What you need to do
Exact reproduction of the data is required, with images excluded.

Data excerpts
>> start

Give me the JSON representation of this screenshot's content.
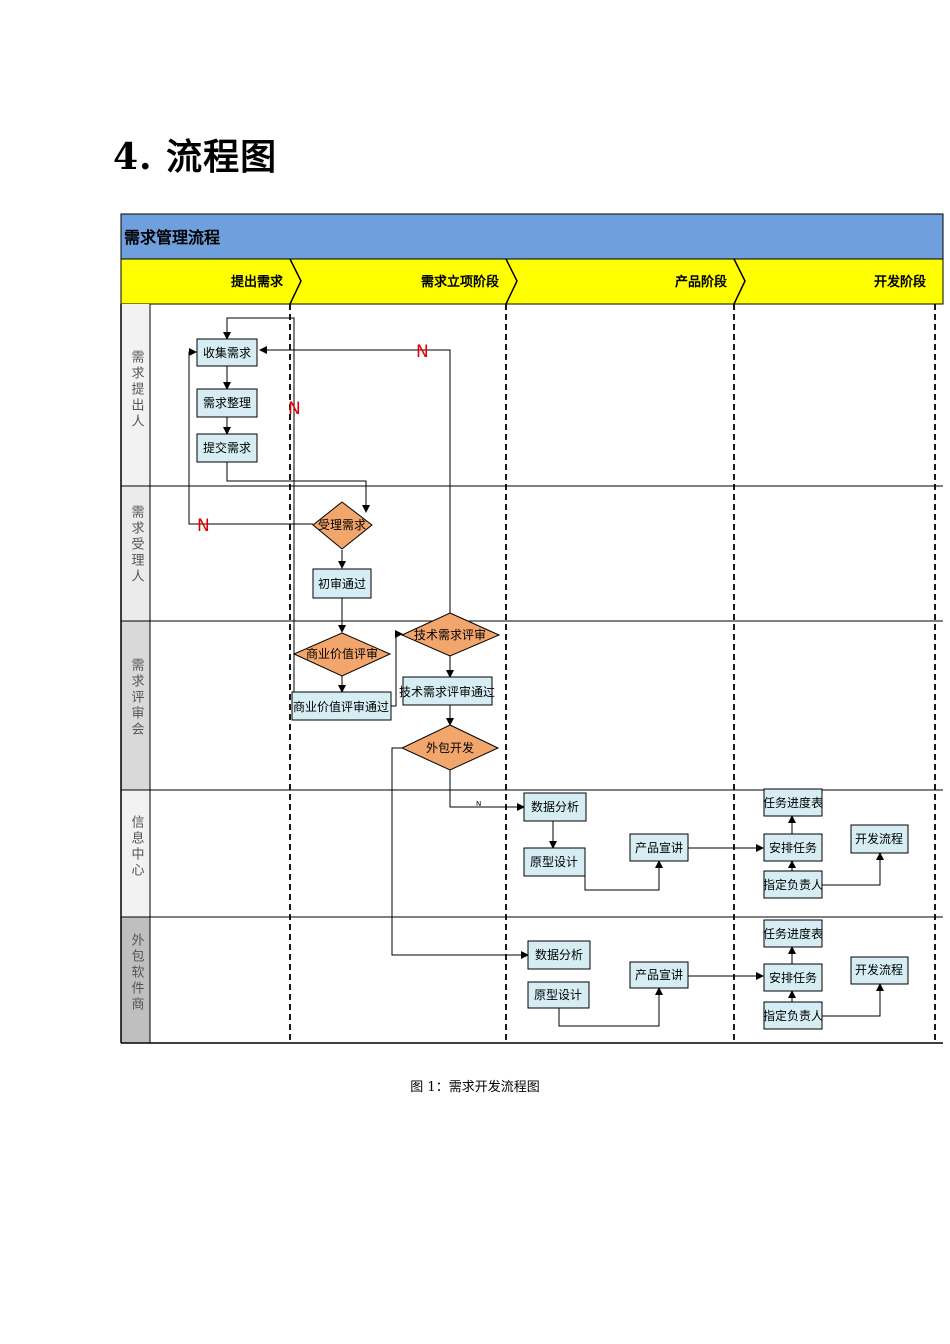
{
  "heading": "4. 流程图",
  "caption": "图 1：需求开发流程图",
  "diagram": {
    "title": "需求管理流程",
    "phases": [
      "提出需求",
      "需求立项阶段",
      "产品阶段",
      "开发阶段"
    ],
    "lanes": [
      "需求提出人",
      "需求受理人",
      "需求评审会",
      "信息中心",
      "外包软件商"
    ],
    "nodes": {
      "collect": "收集需求",
      "organize": "需求整理",
      "submit": "提交需求",
      "accept": "受理需求",
      "first_review_pass": "初审通过",
      "biz_review": "商业价值评审",
      "biz_review_pass": "商业价值评审通过",
      "tech_review": "技术需求评审",
      "tech_review_pass": "技术需求评审通过",
      "outsource": "外包开发",
      "ic_data_analysis": "数据分析",
      "ic_prototype": "原型设计",
      "ic_product_talk": "产品宣讲",
      "ic_progress": "任务进度表",
      "ic_schedule": "安排任务",
      "ic_owner": "指定负责人",
      "ic_dev": "开发流程",
      "os_data_analysis": "数据分析",
      "os_prototype": "原型设计",
      "os_product_talk": "产品宣讲",
      "os_progress": "任务进度表",
      "os_schedule": "安排任务",
      "os_owner": "指定负责人",
      "os_dev": "开发流程"
    },
    "edge_labels": {
      "no_1": "N",
      "no_2": "N",
      "no_3": "N",
      "no_4": "N"
    },
    "colors": {
      "title_bar": "#6f9fdc",
      "phase_bar": "#ffff00",
      "lane_label_light": "#f2f2f2",
      "lane_label_dark": "#bfbfbf",
      "process_fill": "#d6eef3",
      "decision_fill": "#f2a66c",
      "no_label": "#e00000"
    }
  }
}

>> end

Correct response
Give me the JSON representation of this screenshot's content.
{
  "heading": "4. 流程图",
  "caption": "图 1：需求开发流程图",
  "diagram": {
    "title": "需求管理流程",
    "phases": [
      "提出需求",
      "需求立项阶段",
      "产品阶段",
      "开发阶段"
    ],
    "lanes": [
      "需求提出人",
      "需求受理人",
      "需求评审会",
      "信息中心",
      "外包软件商"
    ],
    "nodes": {
      "collect": "收集需求",
      "organize": "需求整理",
      "submit": "提交需求",
      "accept": "受理需求",
      "first_review_pass": "初审通过",
      "biz_review": "商业价值评审",
      "biz_review_pass": "商业价值评审通过",
      "tech_review": "技术需求评审",
      "tech_review_pass": "技术需求评审通过",
      "outsource": "外包开发",
      "ic_data_analysis": "数据分析",
      "ic_prototype": "原型设计",
      "ic_product_talk": "产品宣讲",
      "ic_progress": "任务进度表",
      "ic_schedule": "安排任务",
      "ic_owner": "指定负责人",
      "ic_dev": "开发流程",
      "os_data_analysis": "数据分析",
      "os_prototype": "原型设计",
      "os_product_talk": "产品宣讲",
      "os_progress": "任务进度表",
      "os_schedule": "安排任务",
      "os_owner": "指定负责人",
      "os_dev": "开发流程"
    },
    "edge_labels": {
      "no_1": "N",
      "no_2": "N",
      "no_3": "N",
      "no_4": "N"
    },
    "colors": {
      "title_bar": "#6f9fdc",
      "phase_bar": "#ffff00",
      "lane_label_light": "#f2f2f2",
      "lane_label_dark": "#bfbfbf",
      "process_fill": "#d6eef3",
      "decision_fill": "#f2a66c",
      "no_label": "#e00000"
    }
  }
}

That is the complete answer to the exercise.